◆ **OBJECTIVE**
Give the number of lines that hold the string "North". Nothing else is needed.

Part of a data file
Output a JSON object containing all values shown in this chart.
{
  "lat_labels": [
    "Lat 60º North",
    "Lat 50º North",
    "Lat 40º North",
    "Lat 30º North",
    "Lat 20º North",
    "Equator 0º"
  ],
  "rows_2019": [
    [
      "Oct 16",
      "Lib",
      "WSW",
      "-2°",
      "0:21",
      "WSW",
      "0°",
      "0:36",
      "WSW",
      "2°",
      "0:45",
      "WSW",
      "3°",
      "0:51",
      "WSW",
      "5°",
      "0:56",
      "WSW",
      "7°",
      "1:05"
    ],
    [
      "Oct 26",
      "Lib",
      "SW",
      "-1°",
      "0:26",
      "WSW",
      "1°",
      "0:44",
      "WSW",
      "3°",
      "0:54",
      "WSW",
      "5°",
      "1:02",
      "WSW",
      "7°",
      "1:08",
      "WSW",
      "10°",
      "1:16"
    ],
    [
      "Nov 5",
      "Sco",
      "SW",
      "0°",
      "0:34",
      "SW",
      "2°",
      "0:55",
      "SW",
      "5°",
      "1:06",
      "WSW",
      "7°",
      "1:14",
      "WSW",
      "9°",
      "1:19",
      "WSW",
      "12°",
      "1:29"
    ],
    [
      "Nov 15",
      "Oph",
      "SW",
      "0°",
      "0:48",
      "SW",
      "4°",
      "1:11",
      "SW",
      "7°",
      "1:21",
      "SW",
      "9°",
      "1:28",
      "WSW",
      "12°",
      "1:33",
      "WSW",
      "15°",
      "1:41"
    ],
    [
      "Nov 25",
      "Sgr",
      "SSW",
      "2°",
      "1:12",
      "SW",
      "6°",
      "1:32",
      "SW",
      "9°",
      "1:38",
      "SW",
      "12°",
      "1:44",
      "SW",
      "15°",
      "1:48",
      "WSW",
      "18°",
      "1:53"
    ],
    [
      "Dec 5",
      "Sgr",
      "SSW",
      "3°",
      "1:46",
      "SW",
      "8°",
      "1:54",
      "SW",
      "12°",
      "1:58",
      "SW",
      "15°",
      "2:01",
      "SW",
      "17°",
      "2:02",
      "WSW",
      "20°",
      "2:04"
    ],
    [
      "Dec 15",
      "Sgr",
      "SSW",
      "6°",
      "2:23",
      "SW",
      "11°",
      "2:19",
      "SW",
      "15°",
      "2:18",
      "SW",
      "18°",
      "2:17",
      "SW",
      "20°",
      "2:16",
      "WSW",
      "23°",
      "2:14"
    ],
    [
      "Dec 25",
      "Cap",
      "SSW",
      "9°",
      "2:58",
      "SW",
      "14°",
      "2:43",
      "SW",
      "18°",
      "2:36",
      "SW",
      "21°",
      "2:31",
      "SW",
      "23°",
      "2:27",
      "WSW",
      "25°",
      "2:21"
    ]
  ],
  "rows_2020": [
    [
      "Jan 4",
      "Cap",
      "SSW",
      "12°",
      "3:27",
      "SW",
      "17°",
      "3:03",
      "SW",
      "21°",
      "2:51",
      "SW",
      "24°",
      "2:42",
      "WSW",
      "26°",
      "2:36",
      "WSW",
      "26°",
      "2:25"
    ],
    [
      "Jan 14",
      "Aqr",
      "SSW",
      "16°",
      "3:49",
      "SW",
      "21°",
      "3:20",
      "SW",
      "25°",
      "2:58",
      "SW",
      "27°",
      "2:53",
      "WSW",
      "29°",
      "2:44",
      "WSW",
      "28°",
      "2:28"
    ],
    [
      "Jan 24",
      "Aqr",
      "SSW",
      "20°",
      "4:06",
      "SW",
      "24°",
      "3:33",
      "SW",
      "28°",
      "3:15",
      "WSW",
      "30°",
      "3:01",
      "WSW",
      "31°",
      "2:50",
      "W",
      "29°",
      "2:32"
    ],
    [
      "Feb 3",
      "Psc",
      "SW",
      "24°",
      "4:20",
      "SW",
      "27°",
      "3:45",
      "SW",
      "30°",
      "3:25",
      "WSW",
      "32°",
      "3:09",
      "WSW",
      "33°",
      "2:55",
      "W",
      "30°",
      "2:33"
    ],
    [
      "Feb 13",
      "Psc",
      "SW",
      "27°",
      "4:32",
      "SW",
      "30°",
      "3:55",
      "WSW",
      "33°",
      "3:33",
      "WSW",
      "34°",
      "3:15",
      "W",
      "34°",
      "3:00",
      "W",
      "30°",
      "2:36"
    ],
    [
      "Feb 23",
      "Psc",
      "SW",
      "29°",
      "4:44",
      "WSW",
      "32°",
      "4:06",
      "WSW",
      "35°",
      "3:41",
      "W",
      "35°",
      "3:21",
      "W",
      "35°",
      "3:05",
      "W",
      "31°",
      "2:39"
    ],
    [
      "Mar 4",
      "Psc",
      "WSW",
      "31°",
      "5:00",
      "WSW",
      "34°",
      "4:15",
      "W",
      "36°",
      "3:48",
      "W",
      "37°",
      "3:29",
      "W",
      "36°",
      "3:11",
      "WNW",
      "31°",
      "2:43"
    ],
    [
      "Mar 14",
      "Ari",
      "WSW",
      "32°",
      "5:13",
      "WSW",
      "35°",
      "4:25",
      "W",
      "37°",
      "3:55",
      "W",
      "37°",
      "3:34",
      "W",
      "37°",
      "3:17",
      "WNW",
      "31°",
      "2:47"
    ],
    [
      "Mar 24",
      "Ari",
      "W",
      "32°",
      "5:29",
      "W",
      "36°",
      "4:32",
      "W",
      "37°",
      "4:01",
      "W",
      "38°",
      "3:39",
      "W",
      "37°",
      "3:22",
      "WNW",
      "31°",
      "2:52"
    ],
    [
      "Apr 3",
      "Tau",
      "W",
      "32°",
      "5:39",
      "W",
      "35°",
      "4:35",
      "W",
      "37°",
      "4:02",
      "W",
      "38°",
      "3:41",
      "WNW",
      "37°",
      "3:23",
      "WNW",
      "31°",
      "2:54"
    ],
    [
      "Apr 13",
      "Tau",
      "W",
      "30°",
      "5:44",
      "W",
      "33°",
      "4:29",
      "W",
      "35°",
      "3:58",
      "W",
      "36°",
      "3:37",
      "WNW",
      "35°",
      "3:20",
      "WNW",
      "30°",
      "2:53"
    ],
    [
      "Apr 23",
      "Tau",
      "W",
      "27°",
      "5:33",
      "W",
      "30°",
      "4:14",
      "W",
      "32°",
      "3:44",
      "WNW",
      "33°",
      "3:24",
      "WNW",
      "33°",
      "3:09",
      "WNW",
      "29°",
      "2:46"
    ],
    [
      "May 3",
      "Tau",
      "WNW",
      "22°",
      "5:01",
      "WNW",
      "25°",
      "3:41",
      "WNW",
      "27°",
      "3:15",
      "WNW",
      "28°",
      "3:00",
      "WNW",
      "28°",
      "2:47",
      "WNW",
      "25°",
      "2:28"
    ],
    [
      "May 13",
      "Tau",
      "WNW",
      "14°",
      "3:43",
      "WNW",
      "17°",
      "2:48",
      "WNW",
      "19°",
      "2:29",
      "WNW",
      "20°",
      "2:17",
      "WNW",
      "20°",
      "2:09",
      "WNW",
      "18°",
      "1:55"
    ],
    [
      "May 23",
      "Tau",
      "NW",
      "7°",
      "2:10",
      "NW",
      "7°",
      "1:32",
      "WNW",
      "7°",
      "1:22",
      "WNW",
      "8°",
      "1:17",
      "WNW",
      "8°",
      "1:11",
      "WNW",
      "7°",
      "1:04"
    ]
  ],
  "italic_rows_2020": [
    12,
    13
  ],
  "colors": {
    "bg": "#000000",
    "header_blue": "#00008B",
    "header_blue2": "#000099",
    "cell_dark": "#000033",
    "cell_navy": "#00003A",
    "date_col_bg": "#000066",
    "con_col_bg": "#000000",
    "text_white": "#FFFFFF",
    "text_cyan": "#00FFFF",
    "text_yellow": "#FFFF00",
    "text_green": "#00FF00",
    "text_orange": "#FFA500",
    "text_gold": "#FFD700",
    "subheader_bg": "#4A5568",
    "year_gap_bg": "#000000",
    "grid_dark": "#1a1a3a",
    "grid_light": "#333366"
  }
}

◆ **FINISHED EXERCISE**
5